____ Supplied material

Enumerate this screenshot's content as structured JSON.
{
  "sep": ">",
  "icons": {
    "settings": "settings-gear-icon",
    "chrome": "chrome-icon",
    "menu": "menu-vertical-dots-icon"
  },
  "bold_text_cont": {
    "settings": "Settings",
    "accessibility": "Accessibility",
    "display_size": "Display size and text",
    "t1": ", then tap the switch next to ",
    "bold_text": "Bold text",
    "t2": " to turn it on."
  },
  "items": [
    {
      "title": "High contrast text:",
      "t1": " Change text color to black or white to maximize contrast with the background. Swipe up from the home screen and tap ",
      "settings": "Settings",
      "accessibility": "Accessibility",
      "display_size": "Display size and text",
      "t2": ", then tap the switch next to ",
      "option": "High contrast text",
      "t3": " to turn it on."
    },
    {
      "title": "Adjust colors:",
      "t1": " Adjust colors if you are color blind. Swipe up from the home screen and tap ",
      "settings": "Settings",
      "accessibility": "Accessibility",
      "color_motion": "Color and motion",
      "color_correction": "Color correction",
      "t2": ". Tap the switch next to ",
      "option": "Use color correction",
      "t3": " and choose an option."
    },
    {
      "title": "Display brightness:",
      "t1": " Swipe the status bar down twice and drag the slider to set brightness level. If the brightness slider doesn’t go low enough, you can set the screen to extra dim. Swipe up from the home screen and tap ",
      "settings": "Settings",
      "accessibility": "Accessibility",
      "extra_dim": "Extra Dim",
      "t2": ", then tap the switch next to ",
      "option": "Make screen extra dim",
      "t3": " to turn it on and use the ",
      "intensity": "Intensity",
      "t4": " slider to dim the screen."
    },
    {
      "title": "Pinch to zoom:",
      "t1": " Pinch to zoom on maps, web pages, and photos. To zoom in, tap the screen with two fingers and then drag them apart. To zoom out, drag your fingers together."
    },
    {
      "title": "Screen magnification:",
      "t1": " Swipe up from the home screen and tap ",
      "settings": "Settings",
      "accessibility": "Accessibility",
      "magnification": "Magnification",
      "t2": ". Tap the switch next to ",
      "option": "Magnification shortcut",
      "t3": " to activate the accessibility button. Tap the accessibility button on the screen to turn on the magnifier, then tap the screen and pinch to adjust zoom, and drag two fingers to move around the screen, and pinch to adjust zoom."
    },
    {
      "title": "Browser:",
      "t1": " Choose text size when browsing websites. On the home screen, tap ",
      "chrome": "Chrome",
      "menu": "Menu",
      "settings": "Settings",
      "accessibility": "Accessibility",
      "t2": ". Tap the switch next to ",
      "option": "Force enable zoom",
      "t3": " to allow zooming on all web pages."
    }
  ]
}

________

● **Written request**
Quote the data in full, keeping each word unchanged.

● **Answer for this exercise**
Enumerate this screenshot's content as structured JSON.
{
  "sep": ">",
  "icons": {
    "settings": "settings-gear-icon",
    "chrome": "chrome-icon",
    "menu": "menu-vertical-dots-icon"
  },
  "bold_text_cont": {
    "settings": "Settings",
    "accessibility": "Accessibility",
    "display_size": "Display size and text",
    "t1": ", then tap the switch next to ",
    "bold_text": "Bold text",
    "t2": " to turn it on."
  },
  "items": [
    {
      "title": "High contrast text:",
      "t1": " Change text color to black or white to maximize contrast with the background. Swipe up from the home screen and tap ",
      "settings": "Settings",
      "accessibility": "Accessibility",
      "display_size": "Display size and text",
      "t2": ", then tap the switch next to ",
      "option": "High contrast text",
      "t3": " to turn it on."
    },
    {
      "title": "Adjust colors:",
      "t1": " Adjust colors if you are color blind. Swipe up from the home screen and tap ",
      "settings": "Settings",
      "accessibility": "Accessibility",
      "color_motion": "Color and motion",
      "color_correction": "Color correction",
      "t2": ". Tap the switch next to ",
      "option": "Use color correction",
      "t3": " and choose an option."
    },
    {
      "title": "Display brightness:",
      "t1": " Swipe the status bar down twice and drag the slider to set brightness level. If the brightness slider doesn’t go low enough, you can set the screen to extra dim. Swipe up from the home screen and tap ",
      "settings": "Settings",
      "accessibility": "Accessibility",
      "extra_dim": "Extra Dim",
      "t2": ", then tap the switch next to ",
      "option": "Make screen extra dim",
      "t3": " to turn it on and use the ",
      "intensity": "Intensity",
      "t4": " slider to dim the screen."
    },
    {
      "title": "Pinch to zoom:",
      "t1": " Pinch to zoom on maps, web pages, and photos. To zoom in, tap the screen with two fingers and then drag them apart. To zoom out, drag your fingers together."
    },
    {
      "title": "Screen magnification:",
      "t1": " Swipe up from the home screen and tap ",
      "settings": "Settings",
      "accessibility": "Accessibility",
      "magnification": "Magnification",
      "t2": ". Tap the switch next to ",
      "option": "Magnification shortcut",
      "t3": " to activate the accessibility button. Tap the accessibility button on the screen to turn on the magnifier, then tap the screen and pinch to adjust zoom, and drag two fingers to move around the screen, and pinch to adjust zoom."
    },
    {
      "title": "Browser:",
      "t1": " Choose text size when browsing websites. On the home screen, tap ",
      "chrome": "Chrome",
      "menu": "Menu",
      "settings": "Settings",
      "accessibility": "Accessibility",
      "t2": ". Tap the switch next to ",
      "option": "Force enable zoom",
      "t3": " to allow zooming on all web pages."
    }
  ]
}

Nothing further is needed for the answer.